Begin Input rows

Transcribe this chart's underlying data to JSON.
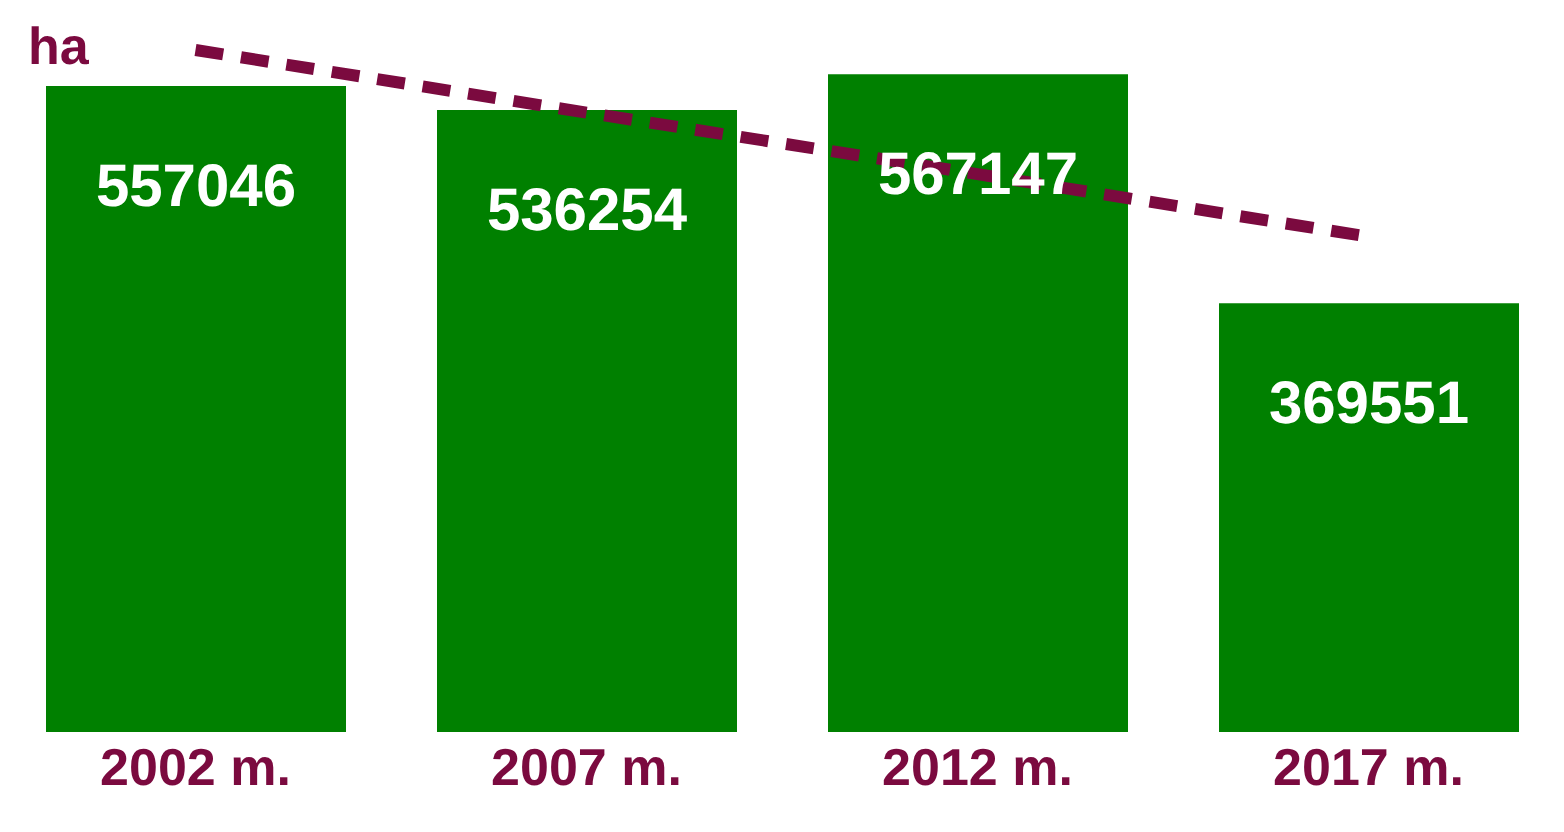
{
  "chart_data": {
    "type": "bar",
    "ylabel": "ha",
    "categories": [
      "2002 m.",
      "2007 m.",
      "2012 m.",
      "2017 m."
    ],
    "series": [
      {
        "color": "#008000",
        "values": [
          557046,
          536254,
          567147,
          369551
        ],
        "value_labels": [
          "557046",
          "536254",
          "567147",
          "369551"
        ]
      },
      {
        "type": "line",
        "color": "#7b0a3f",
        "line_style": "dashed",
        "values": [
          588000,
          534000,
          481000,
          427000
        ]
      }
    ]
  }
}
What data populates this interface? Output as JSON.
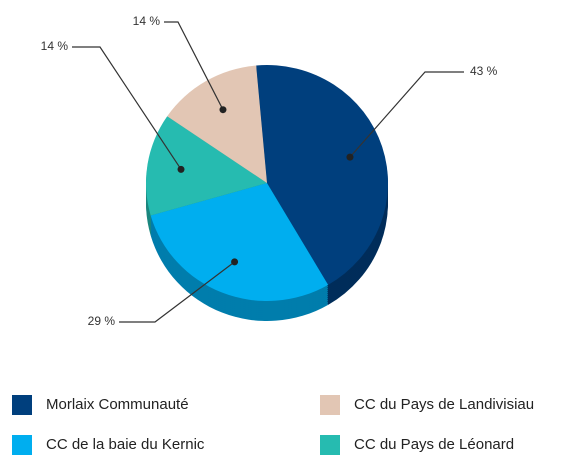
{
  "chart_data": {
    "type": "pie",
    "categories": [
      "Morlaix Communauté",
      "CC de la baie du Kernic",
      "CC du Pays de Léonard",
      "CC du Pays de Landivisiau"
    ],
    "values": [
      43,
      29,
      14,
      14
    ],
    "value_labels": [
      "43 %",
      "29 %",
      "14 %",
      "14 %"
    ],
    "colors": [
      "#003f7d",
      "#00aeef",
      "#26bbb0",
      "#e2c6b4"
    ]
  }
}
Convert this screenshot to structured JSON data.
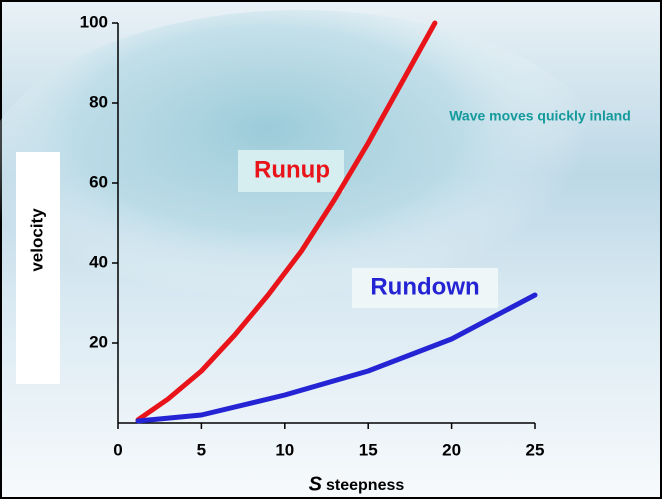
{
  "chart_data": {
    "type": "line",
    "xlabel_symbol": "S",
    "xlabel": "steepness",
    "ylabel": "velocity",
    "annotation": "Wave moves quickly inland",
    "xlim": [
      0,
      25
    ],
    "ylim": [
      0,
      100
    ],
    "xticks": [
      0,
      5,
      10,
      15,
      20,
      25
    ],
    "yticks": [
      20,
      40,
      60,
      80,
      100
    ],
    "series": [
      {
        "name": "Runup",
        "color": "#e8141a",
        "x": [
          1.2,
          3,
          5,
          7,
          9,
          11,
          13,
          15,
          17,
          19
        ],
        "values": [
          0.8,
          6,
          13,
          22,
          32,
          43,
          56,
          70,
          85,
          100
        ]
      },
      {
        "name": "Rundown",
        "color": "#2424d4",
        "x": [
          1.2,
          5,
          10,
          15,
          20,
          25
        ],
        "values": [
          0.5,
          2,
          7,
          13,
          21,
          32
        ]
      }
    ]
  }
}
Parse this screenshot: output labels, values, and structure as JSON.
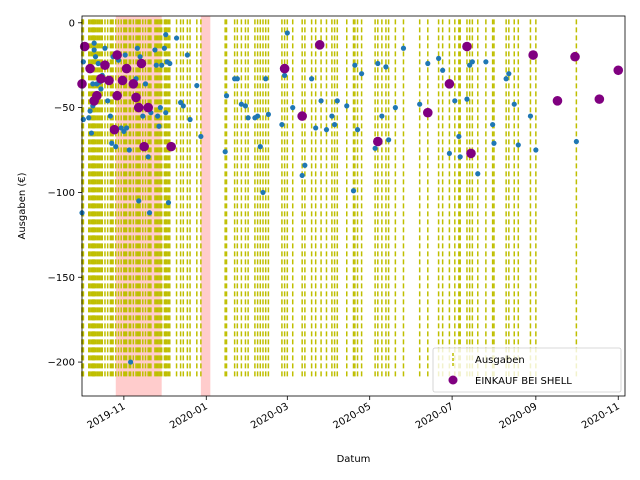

End Input rows

Transcribe the material exactly, leaving every picture out.

Transcribe this chart's underlying data to JSON.
{
  "chart_data": {
    "type": "bar",
    "ylabel": "ha",
    "categories": [
      "2002 m.",
      "2007 m.",
      "2012 m.",
      "2017 m."
    ],
    "series": [
      {
        "color": "#008000",
        "values": [
          557046,
          536254,
          567147,
          369551
        ],
        "value_labels": [
          "557046",
          "536254",
          "567147",
          "369551"
        ]
      },
      {
        "type": "line",
        "color": "#7b0a3f",
        "line_style": "dashed",
        "values": [
          588000,
          534000,
          481000,
          427000
        ]
      }
    ]
  }
}
What data populates this interface? Output as JSON.
{
  "chart_data": {
    "type": "pie",
    "categories": [
      "Morlaix Communauté",
      "CC de la baie du Kernic",
      "CC du Pays de Léonard",
      "CC du Pays de Landivisiau"
    ],
    "values": [
      43,
      29,
      14,
      14
    ],
    "value_labels": [
      "43 %",
      "29 %",
      "14 %",
      "14 %"
    ],
    "colors": [
      "#003f7d",
      "#00aeef",
      "#26bbb0",
      "#e2c6b4"
    ]
  }
}
Convert this screenshot to structured JSON data.
{
  "chart_data": {
    "type": "line",
    "xlabel_symbol": "S",
    "xlabel": "steepness",
    "ylabel": "velocity",
    "annotation": "Wave moves quickly inland",
    "xlim": [
      0,
      25
    ],
    "ylim": [
      0,
      100
    ],
    "xticks": [
      0,
      5,
      10,
      15,
      20,
      25
    ],
    "yticks": [
      20,
      40,
      60,
      80,
      100
    ],
    "series": [
      {
        "name": "Runup",
        "color": "#e8141a",
        "x": [
          1.2,
          3,
          5,
          7,
          9,
          11,
          13,
          15,
          17,
          19
        ],
        "values": [
          0.8,
          6,
          13,
          22,
          32,
          43,
          56,
          70,
          85,
          100
        ]
      },
      {
        "name": "Rundown",
        "color": "#2424d4",
        "x": [
          1.2,
          5,
          10,
          15,
          20,
          25
        ],
        "values": [
          0.5,
          2,
          7,
          13,
          21,
          32
        ]
      }
    ]
  }
}
Parse this screenshot: output labels, values, and structure as JSON.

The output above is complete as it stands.